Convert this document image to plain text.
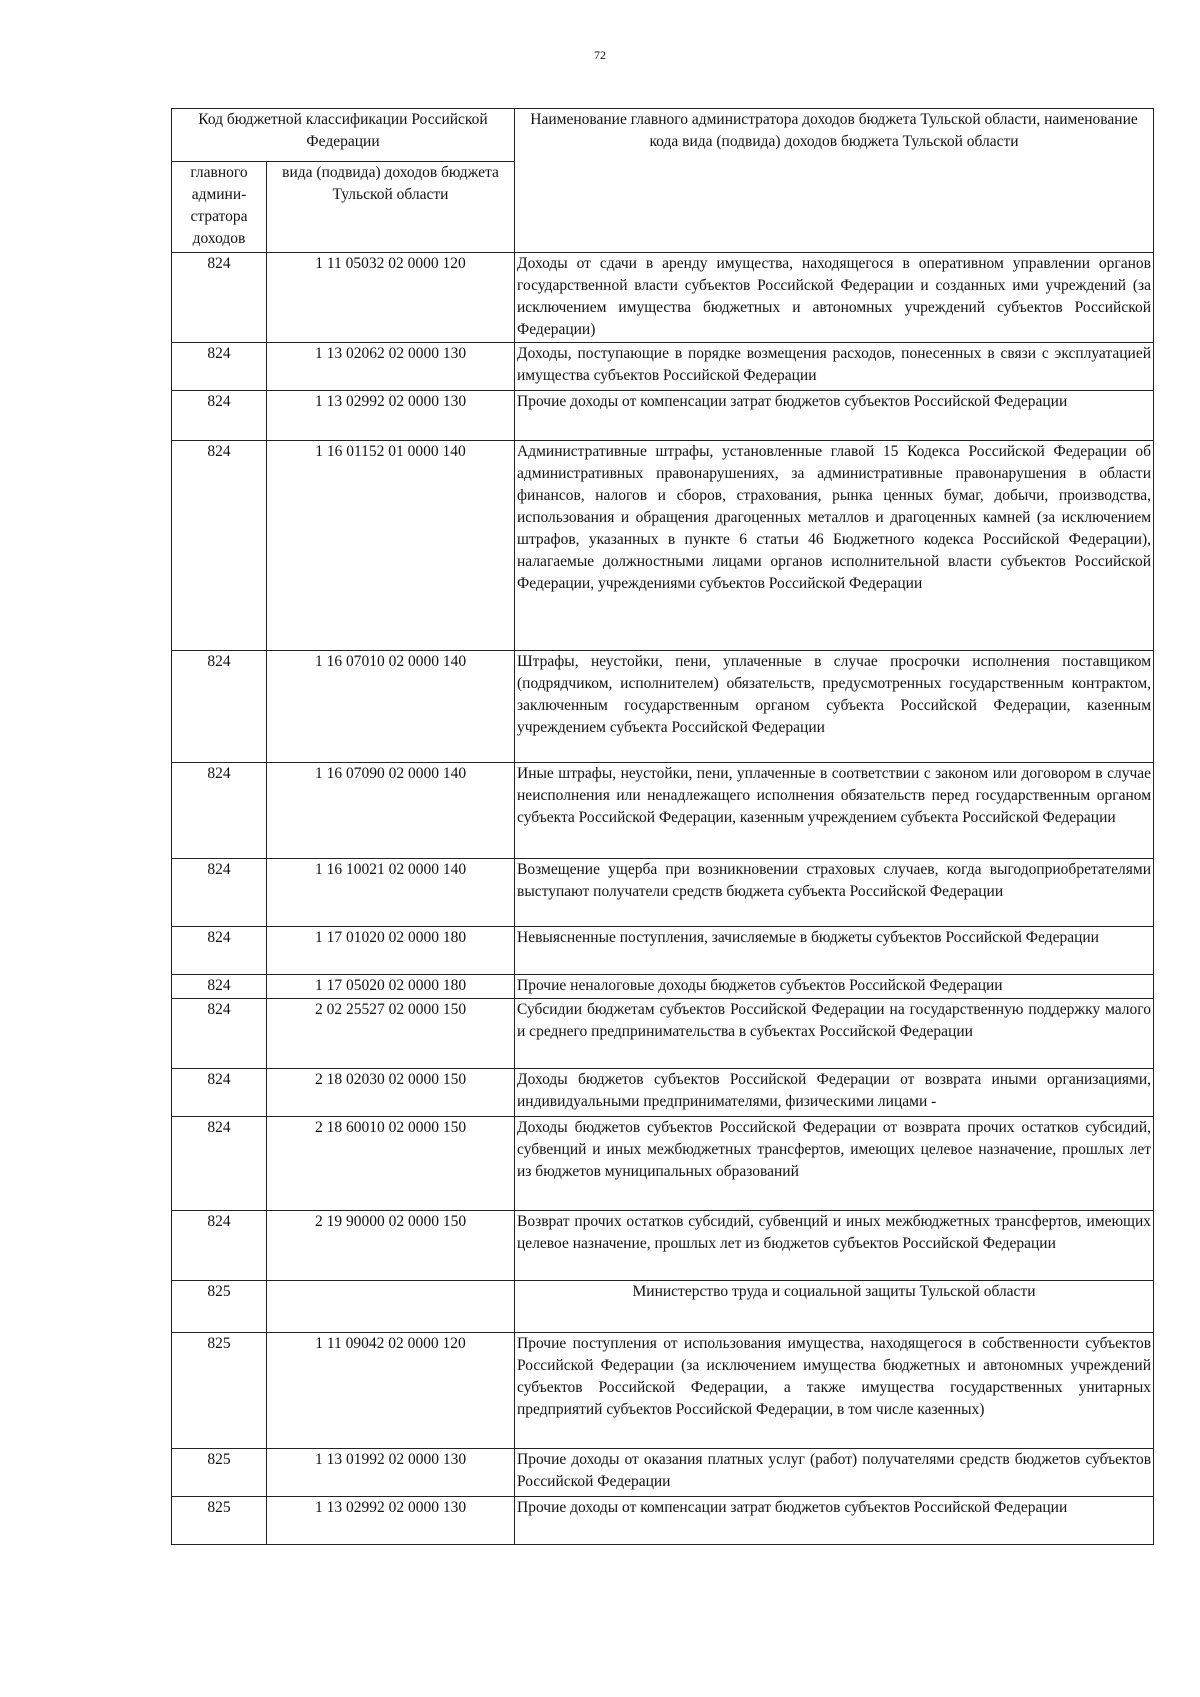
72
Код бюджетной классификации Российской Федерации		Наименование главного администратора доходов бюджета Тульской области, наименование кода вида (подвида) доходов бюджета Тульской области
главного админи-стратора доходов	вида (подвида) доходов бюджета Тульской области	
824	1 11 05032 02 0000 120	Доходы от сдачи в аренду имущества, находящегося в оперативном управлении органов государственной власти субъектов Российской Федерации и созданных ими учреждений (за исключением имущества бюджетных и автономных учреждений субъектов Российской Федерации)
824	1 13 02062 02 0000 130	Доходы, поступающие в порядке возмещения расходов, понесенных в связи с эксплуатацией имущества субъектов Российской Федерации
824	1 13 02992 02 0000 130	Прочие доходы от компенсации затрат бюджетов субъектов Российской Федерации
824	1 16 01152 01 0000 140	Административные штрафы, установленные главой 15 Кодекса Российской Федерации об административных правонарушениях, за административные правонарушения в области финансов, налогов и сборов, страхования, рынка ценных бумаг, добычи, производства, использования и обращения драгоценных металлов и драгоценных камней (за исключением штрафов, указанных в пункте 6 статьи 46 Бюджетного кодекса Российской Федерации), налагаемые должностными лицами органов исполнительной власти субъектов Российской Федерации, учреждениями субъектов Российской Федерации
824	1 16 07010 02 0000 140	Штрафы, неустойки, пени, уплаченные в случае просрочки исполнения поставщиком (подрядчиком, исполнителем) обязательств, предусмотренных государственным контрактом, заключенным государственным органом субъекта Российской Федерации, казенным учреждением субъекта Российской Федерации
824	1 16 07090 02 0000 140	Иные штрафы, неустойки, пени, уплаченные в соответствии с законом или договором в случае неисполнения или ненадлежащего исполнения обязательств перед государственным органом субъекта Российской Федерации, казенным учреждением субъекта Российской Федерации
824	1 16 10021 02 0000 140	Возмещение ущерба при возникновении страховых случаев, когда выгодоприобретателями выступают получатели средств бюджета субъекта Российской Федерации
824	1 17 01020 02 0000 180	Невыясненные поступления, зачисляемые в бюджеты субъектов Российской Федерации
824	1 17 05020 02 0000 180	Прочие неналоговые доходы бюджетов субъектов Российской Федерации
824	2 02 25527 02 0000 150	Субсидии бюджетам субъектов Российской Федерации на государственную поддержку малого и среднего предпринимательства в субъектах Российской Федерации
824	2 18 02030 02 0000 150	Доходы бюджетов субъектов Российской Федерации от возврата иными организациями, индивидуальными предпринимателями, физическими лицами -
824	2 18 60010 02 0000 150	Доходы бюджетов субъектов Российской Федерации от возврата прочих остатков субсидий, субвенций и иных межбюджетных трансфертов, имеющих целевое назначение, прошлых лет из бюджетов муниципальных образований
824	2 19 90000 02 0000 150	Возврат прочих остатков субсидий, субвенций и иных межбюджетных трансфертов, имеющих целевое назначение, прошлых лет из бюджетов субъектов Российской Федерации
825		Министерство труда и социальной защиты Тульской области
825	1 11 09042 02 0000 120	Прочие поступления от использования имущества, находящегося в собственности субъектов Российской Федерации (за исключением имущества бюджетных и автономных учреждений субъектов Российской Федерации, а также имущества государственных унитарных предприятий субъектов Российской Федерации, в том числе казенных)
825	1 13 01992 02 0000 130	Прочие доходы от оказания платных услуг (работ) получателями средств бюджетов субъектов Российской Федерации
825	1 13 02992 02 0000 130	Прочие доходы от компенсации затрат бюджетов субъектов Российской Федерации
- - - - -
» To be done:
From the records given above, copy all lines containing "автономных".

» Exercise answer:
824	1 11 05032 02 0000 120	Доходы от сдачи в аренду имущества, находящегося в оперативном управлении органов государственной власти субъектов Российской Федерации и созданных ими учреждений (за исключением имущества бюджетных и автономных учреждений субъектов Российской Федерации)
825	1 11 09042 02 0000 120	Прочие поступления от использования имущества, находящегося в собственности субъектов Российской Федерации (за исключением имущества бюджетных и автономных учреждений субъектов Российской Федерации, а также имущества государственных унитарных предприятий субъектов Российской Федерации, в том числе казенных)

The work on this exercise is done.